■ **Supplied data**
start
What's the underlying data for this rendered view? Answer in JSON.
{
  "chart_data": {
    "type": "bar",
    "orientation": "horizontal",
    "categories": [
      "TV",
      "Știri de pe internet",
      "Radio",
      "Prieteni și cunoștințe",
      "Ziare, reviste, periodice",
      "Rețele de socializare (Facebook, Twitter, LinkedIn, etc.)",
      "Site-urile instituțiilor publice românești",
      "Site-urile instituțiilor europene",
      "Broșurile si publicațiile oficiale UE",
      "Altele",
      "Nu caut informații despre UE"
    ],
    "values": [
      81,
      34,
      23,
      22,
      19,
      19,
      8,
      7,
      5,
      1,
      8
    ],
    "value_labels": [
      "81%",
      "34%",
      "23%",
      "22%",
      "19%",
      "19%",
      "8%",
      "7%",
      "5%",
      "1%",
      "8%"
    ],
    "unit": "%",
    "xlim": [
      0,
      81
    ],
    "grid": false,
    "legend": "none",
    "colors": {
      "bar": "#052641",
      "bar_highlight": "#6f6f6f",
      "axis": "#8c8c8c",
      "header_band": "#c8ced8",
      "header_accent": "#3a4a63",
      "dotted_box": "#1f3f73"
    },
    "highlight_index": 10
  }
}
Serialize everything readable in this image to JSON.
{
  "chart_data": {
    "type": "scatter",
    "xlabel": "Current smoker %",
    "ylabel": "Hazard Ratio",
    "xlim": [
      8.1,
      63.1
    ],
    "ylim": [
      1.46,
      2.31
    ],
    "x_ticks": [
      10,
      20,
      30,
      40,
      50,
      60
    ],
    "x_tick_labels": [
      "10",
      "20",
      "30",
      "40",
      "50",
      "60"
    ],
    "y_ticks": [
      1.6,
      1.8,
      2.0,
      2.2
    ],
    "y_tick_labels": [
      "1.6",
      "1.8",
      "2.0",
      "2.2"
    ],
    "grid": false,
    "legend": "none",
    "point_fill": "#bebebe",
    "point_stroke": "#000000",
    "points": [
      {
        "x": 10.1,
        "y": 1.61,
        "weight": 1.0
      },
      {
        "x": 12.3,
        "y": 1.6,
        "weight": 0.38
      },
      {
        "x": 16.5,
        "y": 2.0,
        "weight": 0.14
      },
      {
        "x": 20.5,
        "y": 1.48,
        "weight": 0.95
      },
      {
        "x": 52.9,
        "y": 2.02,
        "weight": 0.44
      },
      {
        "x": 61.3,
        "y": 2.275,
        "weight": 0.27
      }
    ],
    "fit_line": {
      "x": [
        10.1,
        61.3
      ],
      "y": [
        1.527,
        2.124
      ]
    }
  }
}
end
■ **Stated task**
Each line of the material above needs to be quoted exactly, please.

■ **Solution to this exercise**
What's the underlying data for this rendered view? Answer in JSON.
{
  "chart_data": {
    "type": "bar",
    "orientation": "horizontal",
    "categories": [
      "TV",
      "Știri de pe internet",
      "Radio",
      "Prieteni și cunoștințe",
      "Ziare, reviste, periodice",
      "Rețele de socializare (Facebook, Twitter, LinkedIn, etc.)",
      "Site-urile instituțiilor publice românești",
      "Site-urile instituțiilor europene",
      "Broșurile si publicațiile oficiale UE",
      "Altele",
      "Nu caut informații despre UE"
    ],
    "values": [
      81,
      34,
      23,
      22,
      19,
      19,
      8,
      7,
      5,
      1,
      8
    ],
    "value_labels": [
      "81%",
      "34%",
      "23%",
      "22%",
      "19%",
      "19%",
      "8%",
      "7%",
      "5%",
      "1%",
      "8%"
    ],
    "unit": "%",
    "xlim": [
      0,
      81
    ],
    "grid": false,
    "legend": "none",
    "colors": {
      "bar": "#052641",
      "bar_highlight": "#6f6f6f",
      "axis": "#8c8c8c",
      "header_band": "#c8ced8",
      "header_accent": "#3a4a63",
      "dotted_box": "#1f3f73"
    },
    "highlight_index": 10
  }
}
Serialize everything readable in this image to JSON.
{
  "chart_data": {
    "type": "scatter",
    "xlabel": "Current smoker %",
    "ylabel": "Hazard Ratio",
    "xlim": [
      8.1,
      63.1
    ],
    "ylim": [
      1.46,
      2.31
    ],
    "x_ticks": [
      10,
      20,
      30,
      40,
      50,
      60
    ],
    "x_tick_labels": [
      "10",
      "20",
      "30",
      "40",
      "50",
      "60"
    ],
    "y_ticks": [
      1.6,
      1.8,
      2.0,
      2.2
    ],
    "y_tick_labels": [
      "1.6",
      "1.8",
      "2.0",
      "2.2"
    ],
    "grid": false,
    "legend": "none",
    "point_fill": "#bebebe",
    "point_stroke": "#000000",
    "points": [
      {
        "x": 10.1,
        "y": 1.61,
        "weight": 1.0
      },
      {
        "x": 12.3,
        "y": 1.6,
        "weight": 0.38
      },
      {
        "x": 16.5,
        "y": 2.0,
        "weight": 0.14
      },
      {
        "x": 20.5,
        "y": 1.48,
        "weight": 0.95
      },
      {
        "x": 52.9,
        "y": 2.02,
        "weight": 0.44
      },
      {
        "x": 61.3,
        "y": 2.275,
        "weight": 0.27
      }
    ],
    "fit_line": {
      "x": [
        10.1,
        61.3
      ],
      "y": [
        1.527,
        2.124
      ]
    }
  }
}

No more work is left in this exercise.